■ Supplied records
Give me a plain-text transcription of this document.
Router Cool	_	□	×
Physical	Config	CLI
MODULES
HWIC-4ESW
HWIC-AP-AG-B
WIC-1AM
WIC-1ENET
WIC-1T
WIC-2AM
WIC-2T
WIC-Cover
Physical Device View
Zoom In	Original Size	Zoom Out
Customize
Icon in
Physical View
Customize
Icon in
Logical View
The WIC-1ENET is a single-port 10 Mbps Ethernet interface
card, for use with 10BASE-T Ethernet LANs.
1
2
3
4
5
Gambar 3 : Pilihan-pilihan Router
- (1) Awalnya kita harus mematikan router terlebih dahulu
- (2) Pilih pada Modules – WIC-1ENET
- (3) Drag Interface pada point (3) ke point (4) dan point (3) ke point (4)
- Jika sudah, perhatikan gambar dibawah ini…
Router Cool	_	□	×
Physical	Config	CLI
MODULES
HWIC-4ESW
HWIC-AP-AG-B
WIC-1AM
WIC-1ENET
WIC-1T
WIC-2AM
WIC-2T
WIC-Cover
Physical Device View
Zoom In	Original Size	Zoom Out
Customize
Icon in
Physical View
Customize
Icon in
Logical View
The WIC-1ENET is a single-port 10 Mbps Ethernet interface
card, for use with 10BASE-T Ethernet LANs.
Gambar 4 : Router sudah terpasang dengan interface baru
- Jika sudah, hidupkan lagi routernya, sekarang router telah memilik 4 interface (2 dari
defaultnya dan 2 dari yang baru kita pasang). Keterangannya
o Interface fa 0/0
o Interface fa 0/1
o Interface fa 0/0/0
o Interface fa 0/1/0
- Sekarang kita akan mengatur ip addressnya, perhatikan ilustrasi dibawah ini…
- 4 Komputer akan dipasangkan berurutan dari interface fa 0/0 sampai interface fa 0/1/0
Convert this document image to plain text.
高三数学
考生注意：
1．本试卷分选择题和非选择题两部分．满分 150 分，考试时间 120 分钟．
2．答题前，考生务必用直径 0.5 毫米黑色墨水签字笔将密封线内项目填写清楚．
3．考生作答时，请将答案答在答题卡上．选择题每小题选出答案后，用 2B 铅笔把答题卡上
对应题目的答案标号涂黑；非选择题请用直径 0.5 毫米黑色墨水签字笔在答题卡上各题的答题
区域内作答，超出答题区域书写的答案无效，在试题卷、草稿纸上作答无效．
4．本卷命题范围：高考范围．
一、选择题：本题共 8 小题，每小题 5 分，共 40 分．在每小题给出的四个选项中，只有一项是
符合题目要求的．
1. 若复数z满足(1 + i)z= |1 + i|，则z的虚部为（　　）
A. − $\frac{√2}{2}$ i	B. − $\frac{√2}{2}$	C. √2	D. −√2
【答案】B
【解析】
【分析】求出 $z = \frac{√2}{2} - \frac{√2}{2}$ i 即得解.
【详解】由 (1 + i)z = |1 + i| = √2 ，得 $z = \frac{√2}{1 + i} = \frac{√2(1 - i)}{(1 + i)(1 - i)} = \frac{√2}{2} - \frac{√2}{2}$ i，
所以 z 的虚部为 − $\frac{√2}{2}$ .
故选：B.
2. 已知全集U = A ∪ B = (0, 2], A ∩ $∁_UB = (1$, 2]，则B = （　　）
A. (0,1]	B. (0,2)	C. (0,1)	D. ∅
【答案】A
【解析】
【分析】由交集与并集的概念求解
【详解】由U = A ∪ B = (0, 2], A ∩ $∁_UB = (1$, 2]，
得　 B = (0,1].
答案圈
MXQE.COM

■ Aim
Write out the full set of records exactly as given.

■ Solution for this task
Give me a plain-text transcription of this document.
Router Cool	_	□	×
Physical	Config	CLI
MODULES
HWIC-4ESW
HWIC-AP-AG-B
WIC-1AM
WIC-1ENET
WIC-1T
WIC-2AM
WIC-2T
WIC-Cover
Physical Device View
Zoom In	Original Size	Zoom Out
Customize
Icon in
Physical View
Customize
Icon in
Logical View
The WIC-1ENET is a single-port 10 Mbps Ethernet interface
card, for use with 10BASE-T Ethernet LANs.
1
2
3
4
5
Gambar 3 : Pilihan-pilihan Router
- (1) Awalnya kita harus mematikan router terlebih dahulu
- (2) Pilih pada Modules – WIC-1ENET
- (3) Drag Interface pada point (3) ke point (4) dan point (3) ke point (4)
- Jika sudah, perhatikan gambar dibawah ini…
Router Cool	_	□	×
Physical	Config	CLI
MODULES
HWIC-4ESW
HWIC-AP-AG-B
WIC-1AM
WIC-1ENET
WIC-1T
WIC-2AM
WIC-2T
WIC-Cover
Physical Device View
Zoom In	Original Size	Zoom Out
Customize
Icon in
Physical View
Customize
Icon in
Logical View
The WIC-1ENET is a single-port 10 Mbps Ethernet interface
card, for use with 10BASE-T Ethernet LANs.
Gambar 4 : Router sudah terpasang dengan interface baru
- Jika sudah, hidupkan lagi routernya, sekarang router telah memilik 4 interface (2 dari
defaultnya dan 2 dari yang baru kita pasang). Keterangannya
o Interface fa 0/0
o Interface fa 0/1
o Interface fa 0/0/0
o Interface fa 0/1/0
- Sekarang kita akan mengatur ip addressnya, perhatikan ilustrasi dibawah ini…
- 4 Komputer akan dipasangkan berurutan dari interface fa 0/0 sampai interface fa 0/1/0
Convert this document image to plain text.
高三数学
考生注意：
1．本试卷分选择题和非选择题两部分．满分 150 分，考试时间 120 分钟．
2．答题前，考生务必用直径 0.5 毫米黑色墨水签字笔将密封线内项目填写清楚．
3．考生作答时，请将答案答在答题卡上．选择题每小题选出答案后，用 2B 铅笔把答题卡上
对应题目的答案标号涂黑；非选择题请用直径 0.5 毫米黑色墨水签字笔在答题卡上各题的答题
区域内作答，超出答题区域书写的答案无效，在试题卷、草稿纸上作答无效．
4．本卷命题范围：高考范围．
一、选择题：本题共 8 小题，每小题 5 分，共 40 分．在每小题给出的四个选项中，只有一项是
符合题目要求的．
1. 若复数z满足(1 + i)z= |1 + i|，则z的虚部为（　　）
A. − $\frac{√2}{2}$ i	B. − $\frac{√2}{2}$	C. √2	D. −√2
【答案】B
【解析】
【分析】求出 $z = \frac{√2}{2} - \frac{√2}{2}$ i 即得解.
【详解】由 (1 + i)z = |1 + i| = √2 ，得 $z = \frac{√2}{1 + i} = \frac{√2(1 - i)}{(1 + i)(1 - i)} = \frac{√2}{2} - \frac{√2}{2}$ i，
所以 z 的虚部为 − $\frac{√2}{2}$ .
故选：B.
2. 已知全集U = A ∪ B = (0, 2], A ∩ $∁_UB = (1$, 2]，则B = （　　）
A. (0,1]	B. (0,2)	C. (0,1)	D. ∅
【答案】A
【解析】
【分析】由交集与并集的概念求解
【详解】由U = A ∪ B = (0, 2], A ∩ $∁_UB = (1$, 2]，
得　 B = (0,1].
答案圈
MXQE.COM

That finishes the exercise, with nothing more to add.